▸ **DIRECTIONS**:
Copy out the lines of the entries from the one containing "transfer-apply-button[interactable]: 転出申請 —" through the one containing "pinned-table-row: 割当解除 —", inclusive, keeping every character unchanged.
## Begin
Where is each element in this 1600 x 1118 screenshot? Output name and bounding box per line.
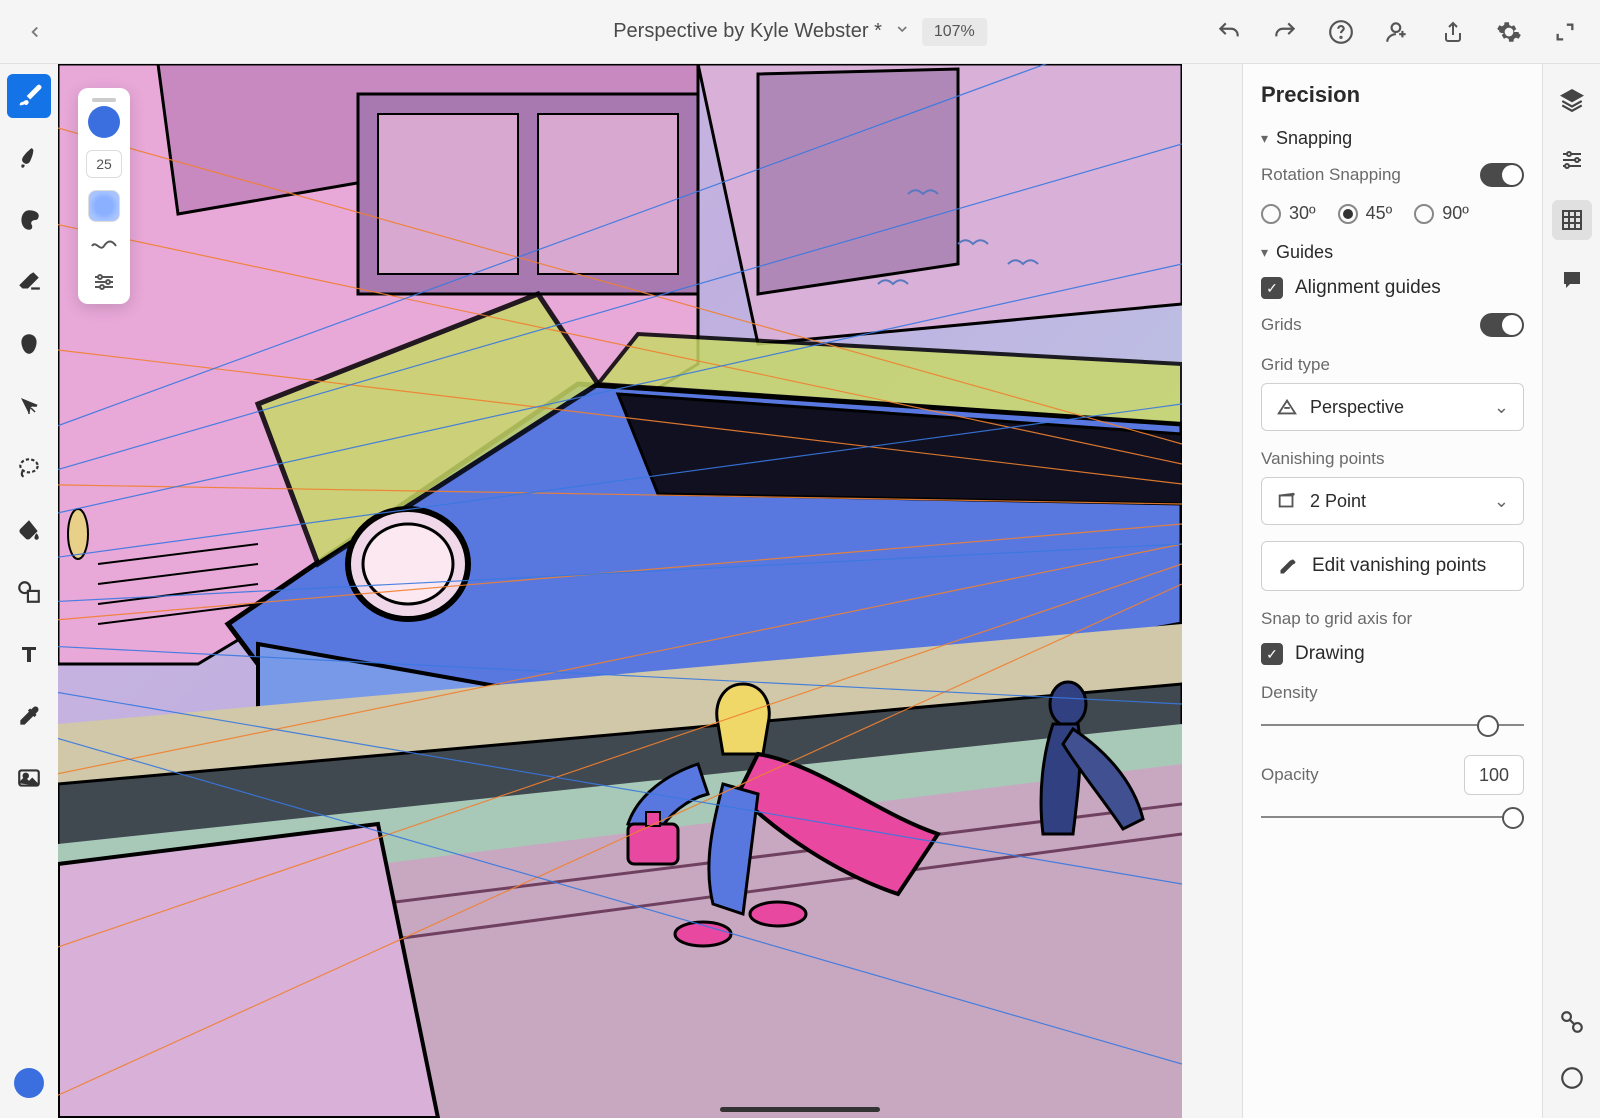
angle-90-option[interactable]: 90º xyxy=(1414,203,1469,224)
title-dropdown-icon[interactable] xyxy=(894,21,910,42)
guides-section-header[interactable]: ▾ Guides xyxy=(1261,242,1524,263)
angle-45-option[interactable]: 45º xyxy=(1338,203,1393,224)
chevron-down-icon: ⌄ xyxy=(1494,397,1509,418)
opacity-input[interactable] xyxy=(1464,755,1524,795)
brush-flow-icon[interactable] xyxy=(88,234,120,258)
brush-tool[interactable] xyxy=(7,74,51,118)
move-tool[interactable] xyxy=(7,384,51,428)
chevron-down-icon: ⌄ xyxy=(1494,491,1509,512)
rotation-snapping-label: Rotation Snapping xyxy=(1261,165,1401,185)
left-toolbar xyxy=(0,64,58,1118)
smudge-tool[interactable] xyxy=(7,198,51,242)
brush-color-swatch[interactable] xyxy=(88,106,120,138)
circle-tool[interactable] xyxy=(1552,1058,1592,1098)
brush-texture-preview[interactable] xyxy=(88,190,120,222)
home-indicator xyxy=(720,1107,880,1112)
zoom-level[interactable]: 107% xyxy=(922,18,987,46)
grids-label: Grids xyxy=(1261,315,1302,335)
symmetry-tool[interactable] xyxy=(1552,1002,1592,1042)
chevron-down-icon: ▾ xyxy=(1261,130,1268,147)
shapes-tool[interactable] xyxy=(7,570,51,614)
opacity-slider[interactable] xyxy=(1261,807,1524,827)
eraser-tool[interactable] xyxy=(7,260,51,304)
back-button[interactable] xyxy=(20,17,50,47)
panel-title: Precision xyxy=(1261,82,1524,108)
blob-tool[interactable] xyxy=(7,322,51,366)
help-button[interactable] xyxy=(1326,17,1356,47)
chevron-down-icon: ▾ xyxy=(1261,244,1268,261)
eyedropper-tool[interactable] xyxy=(7,694,51,738)
precision-panel: Precision ▾ Snapping Rotation Snapping 3… xyxy=(1242,64,1542,1118)
drawing-checkbox[interactable]: ✓ xyxy=(1261,643,1283,665)
rotation-snapping-toggle[interactable] xyxy=(1480,163,1524,187)
adjustments-tab[interactable] xyxy=(1552,140,1592,180)
share-button[interactable] xyxy=(1438,17,1468,47)
vanishing-icon xyxy=(1276,490,1298,512)
pencil-icon xyxy=(1278,556,1298,576)
vanishing-label: Vanishing points xyxy=(1261,449,1524,469)
density-label: Density xyxy=(1261,683,1524,703)
text-tool[interactable] xyxy=(7,632,51,676)
lasso-tool[interactable] xyxy=(7,446,51,490)
perspective-icon xyxy=(1276,396,1298,418)
gridtype-select[interactable]: Perspective ⌄ xyxy=(1261,383,1524,431)
layers-tab[interactable] xyxy=(1552,80,1592,120)
vanishing-select[interactable]: 2 Point ⌄ xyxy=(1261,477,1524,525)
paint-tool[interactable] xyxy=(7,136,51,180)
right-rail xyxy=(1542,64,1600,1118)
grids-toggle[interactable] xyxy=(1480,313,1524,337)
redo-button[interactable] xyxy=(1270,17,1300,47)
image-tool[interactable] xyxy=(7,756,51,800)
alignment-guides-checkbox[interactable]: ✓ xyxy=(1261,277,1283,299)
fill-tool[interactable] xyxy=(7,508,51,552)
density-slider[interactable] xyxy=(1261,715,1524,735)
invite-button[interactable] xyxy=(1382,17,1412,47)
color-swatch[interactable] xyxy=(14,1068,44,1098)
edit-vanishing-button[interactable]: Edit vanishing points xyxy=(1261,541,1524,591)
comments-tab[interactable] xyxy=(1552,260,1592,300)
settings-button[interactable] xyxy=(1494,17,1524,47)
fullscreen-button[interactable] xyxy=(1550,17,1580,47)
angle-30-option[interactable]: 30º xyxy=(1261,203,1316,224)
brush-size-input[interactable]: 25 xyxy=(86,150,122,178)
precision-tab[interactable] xyxy=(1552,200,1592,240)
snapping-section-header[interactable]: ▾ Snapping xyxy=(1261,128,1524,149)
brush-options-popover: 25 xyxy=(78,88,130,304)
undo-button[interactable] xyxy=(1214,17,1244,47)
canvas[interactable] xyxy=(58,64,1182,1118)
snapaxis-label: Snap to grid axis for xyxy=(1261,609,1524,629)
opacity-label: Opacity xyxy=(1261,765,1319,785)
gridtype-label: Grid type xyxy=(1261,355,1524,375)
brush-settings-icon[interactable] xyxy=(88,270,120,294)
document-title: Perspective by Kyle Webster * xyxy=(613,20,882,43)
artwork-illustration xyxy=(58,64,1182,1118)
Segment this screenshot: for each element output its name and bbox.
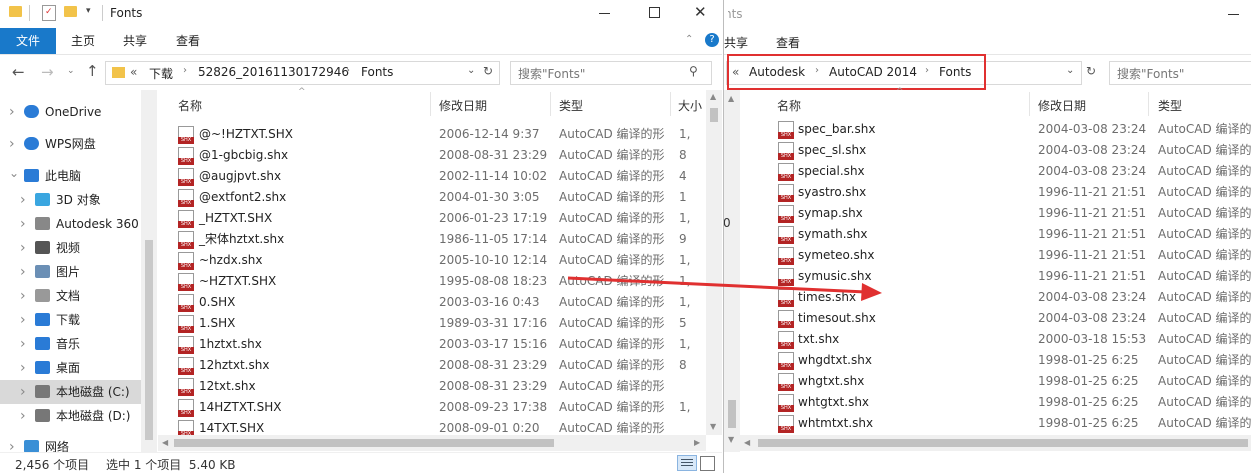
- arrow-head: [861, 283, 882, 301]
- annotation-arrow: [567, 276, 882, 301]
- arrow-shaft: [567, 276, 867, 294]
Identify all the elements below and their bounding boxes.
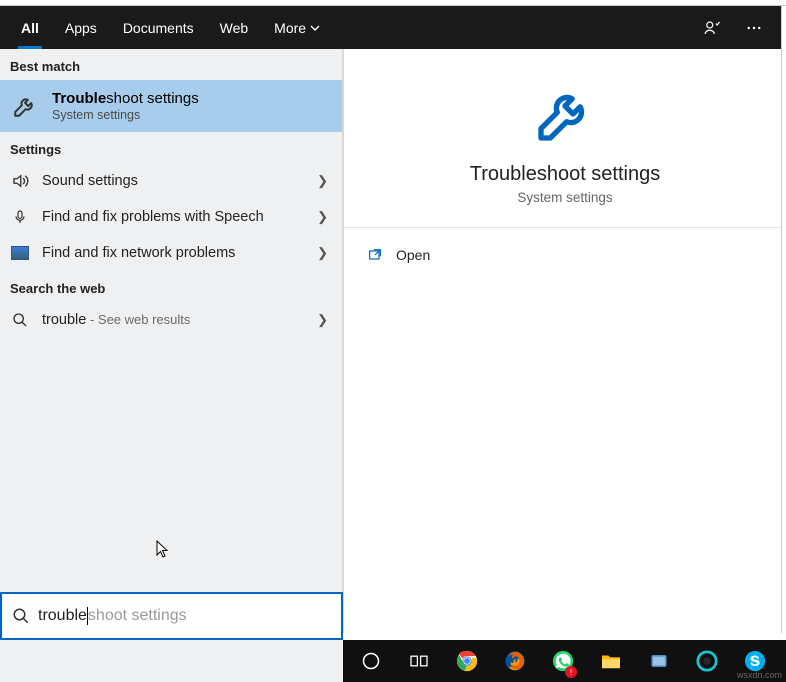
mic-icon — [10, 207, 30, 227]
taskbar-chrome[interactable] — [445, 640, 489, 682]
settings-item-sound[interactable]: Sound settings ❯ — [0, 163, 342, 199]
detail-panel: Troubleshoot settings System settings Op… — [343, 49, 786, 633]
search-tabs: All Apps Documents Web More — [0, 6, 786, 49]
detail-subtitle: System settings — [517, 190, 612, 205]
best-match-result[interactable]: Troubleshoot settings System settings — [0, 80, 342, 132]
open-action[interactable]: Open — [366, 242, 764, 268]
best-match-subtitle: System settings — [52, 108, 199, 122]
wrench-icon-large — [530, 79, 600, 149]
sound-icon — [10, 171, 30, 191]
chevron-right-icon: ❯ — [317, 173, 328, 189]
settings-item-speech[interactable]: Find and fix problems with Speech ❯ — [0, 199, 342, 235]
section-settings: Settings — [0, 132, 342, 163]
window-edge — [781, 6, 786, 633]
tab-documents[interactable]: Documents — [110, 6, 207, 49]
taskbar-whatsapp[interactable]: ! — [541, 640, 585, 682]
notification-badge: ! — [565, 666, 577, 678]
settings-item-network[interactable]: Find and fix network problems ❯ — [0, 235, 342, 271]
taskbar-app-teal[interactable] — [685, 640, 729, 682]
results-panel: Best match Troubleshoot settings System … — [0, 49, 343, 633]
section-best-match: Best match — [0, 49, 342, 80]
section-search-web: Search the web — [0, 271, 342, 302]
search-box[interactable]: troubleshoot settings — [0, 592, 343, 640]
taskbar-app-blue[interactable] — [637, 640, 681, 682]
chevron-right-icon: ❯ — [317, 312, 328, 328]
open-icon — [366, 246, 384, 264]
chevron-right-icon: ❯ — [317, 209, 328, 225]
taskbar-cortana[interactable] — [349, 640, 393, 682]
tab-all[interactable]: All — [8, 6, 52, 49]
more-options-icon[interactable] — [736, 10, 772, 46]
search-icon — [10, 310, 30, 330]
search-input[interactable]: troubleshoot settings — [38, 607, 187, 625]
taskbar-taskview[interactable] — [397, 640, 441, 682]
wrench-icon — [10, 91, 40, 121]
taskbar: ! — [343, 640, 786, 682]
tab-more[interactable]: More — [261, 6, 333, 49]
feedback-icon[interactable] — [694, 10, 730, 46]
web-search-item[interactable]: trouble - See web results ❯ — [0, 302, 342, 338]
detail-title: Troubleshoot settings — [470, 163, 660, 186]
mouse-cursor-icon — [155, 539, 171, 559]
watermark: wsxdn.com — [737, 670, 782, 680]
taskbar-firefox[interactable] — [493, 640, 537, 682]
chevron-down-icon — [310, 23, 320, 33]
best-match-title: Troubleshoot settings — [52, 90, 199, 107]
network-icon — [10, 243, 30, 263]
tab-web[interactable]: Web — [207, 6, 262, 49]
search-icon — [12, 607, 30, 625]
chevron-right-icon: ❯ — [317, 245, 328, 261]
tab-apps[interactable]: Apps — [52, 6, 110, 49]
taskbar-explorer[interactable] — [589, 640, 633, 682]
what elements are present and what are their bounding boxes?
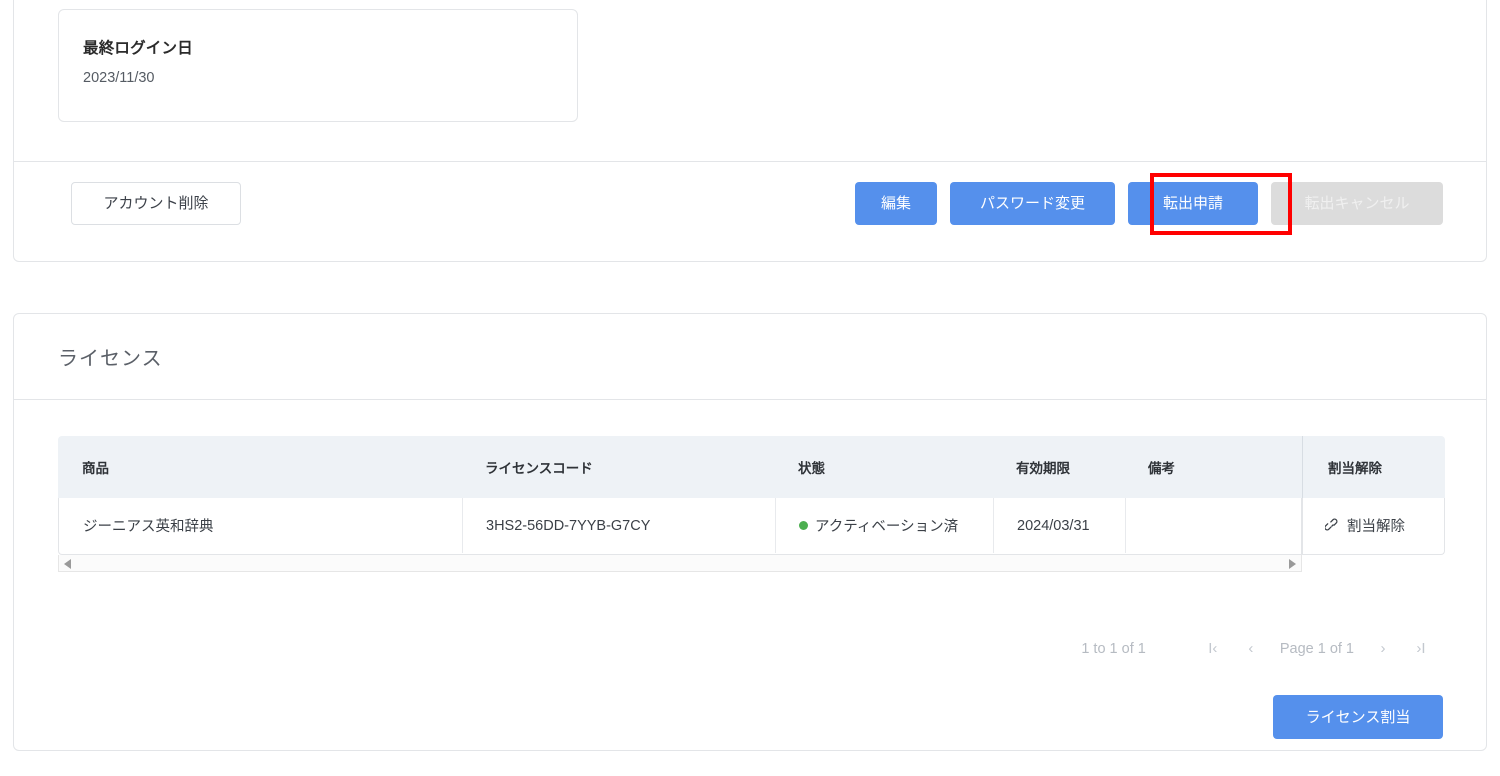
transfer-apply-button[interactable]: 転出申請 — [1128, 182, 1258, 225]
broken-link-icon — [1325, 518, 1340, 533]
unassign-license-button[interactable]: 割当解除 — [1325, 515, 1405, 536]
pinned-table-row: 割当解除 — [1302, 498, 1445, 555]
table-row[interactable]: ジーニアス英和辞典 3HS2-56DD-7YYB-G7CY アクティベーション済… — [58, 498, 1302, 555]
prev-page-button[interactable]: ‹ — [1232, 640, 1270, 657]
cell-expiry: 2024/03/31 — [1017, 517, 1090, 534]
account-action-row: 編集 パスワード変更 転出申請 転出キャンセル — [855, 182, 1443, 225]
cell-product: ジーニアス英和辞典 — [83, 519, 214, 535]
last-login-info-box: 最終ログイン日 2023/11/30 — [58, 9, 578, 122]
unassign-label: 割当解除 — [1347, 519, 1405, 535]
license-card: ライセンス 商品 ライセンスコード 状態 有効期限 備考 ジーニアス英和辞典 3… — [13, 313, 1487, 751]
status-label: アクティベーション済 — [815, 519, 959, 535]
license-grid: 商品 ライセンスコード 状態 有効期限 備考 ジーニアス英和辞典 3HS2-56… — [58, 436, 1445, 601]
assign-license-button[interactable]: ライセンス割当 — [1273, 695, 1443, 739]
column-header-product[interactable]: 商品 — [58, 436, 461, 498]
license-card-divider — [14, 399, 1486, 400]
cell-status: アクティベーション済 — [775, 498, 993, 553]
last-login-label: 最終ログイン日 — [83, 40, 193, 57]
status-dot-icon — [799, 521, 808, 530]
account-card-divider — [14, 161, 1486, 162]
change-password-button[interactable]: パスワード変更 — [950, 182, 1115, 225]
delete-account-button[interactable]: アカウント削除 — [71, 182, 241, 225]
page-summary: 1 to 1 of 1 — [1081, 640, 1146, 657]
account-card: 最終ログイン日 2023/11/30 アカウント削除 編集 パスワード変更 転出… — [13, 0, 1487, 262]
grid-horizontal-scrollbar[interactable] — [58, 555, 1302, 572]
transfer-cancel-button: 転出キャンセル — [1271, 182, 1443, 225]
edit-button[interactable]: 編集 — [855, 182, 937, 225]
license-grid-pinned-region: 割当解除 割当解除 — [1302, 436, 1445, 555]
pinned-header-row: 割当解除 — [1302, 436, 1445, 498]
column-header-status[interactable]: 状態 — [774, 436, 992, 498]
page-indicator: Page 1 of 1 — [1279, 640, 1354, 657]
triangle-right-icon[interactable] — [1289, 559, 1296, 569]
column-header-expiry[interactable]: 有効期限 — [992, 436, 1124, 498]
column-header-remarks[interactable]: 備考 — [1124, 436, 1302, 498]
column-header-license-code[interactable]: ライセンスコード — [461, 436, 774, 498]
cell-remarks — [1125, 498, 1303, 553]
license-grid-header-row: 商品 ライセンスコード 状態 有効期限 備考 — [58, 436, 1302, 498]
first-page-button[interactable]: I‹ — [1194, 640, 1232, 657]
license-grid-main-region: 商品 ライセンスコード 状態 有効期限 備考 ジーニアス英和辞典 3HS2-56… — [58, 436, 1302, 572]
cell-license-code: 3HS2-56DD-7YYB-G7CY — [486, 517, 651, 534]
next-page-button[interactable]: › — [1364, 640, 1402, 657]
last-login-value: 2023/11/30 — [83, 70, 155, 86]
license-section-title: ライセンス — [58, 348, 163, 370]
pagination: 1 to 1 of 1 I‹ ‹ Page 1 of 1 › ›I — [1081, 640, 1440, 657]
column-header-unassign[interactable]: 割当解除 — [1303, 436, 1446, 498]
triangle-left-icon[interactable] — [64, 559, 71, 569]
cell-unassign: 割当解除 — [1303, 498, 1446, 553]
last-page-button[interactable]: ›I — [1402, 640, 1440, 657]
## End
▸ **REPLY**:
transfer-apply-button[interactable]: 転出申請 — [1128, 182, 1258, 225]
broken-link-icon — [1325, 518, 1340, 533]
unassign-license-button[interactable]: 割当解除 — [1325, 515, 1405, 536]
pinned-table-row: 割当解除 — [1302, 498, 1445, 555]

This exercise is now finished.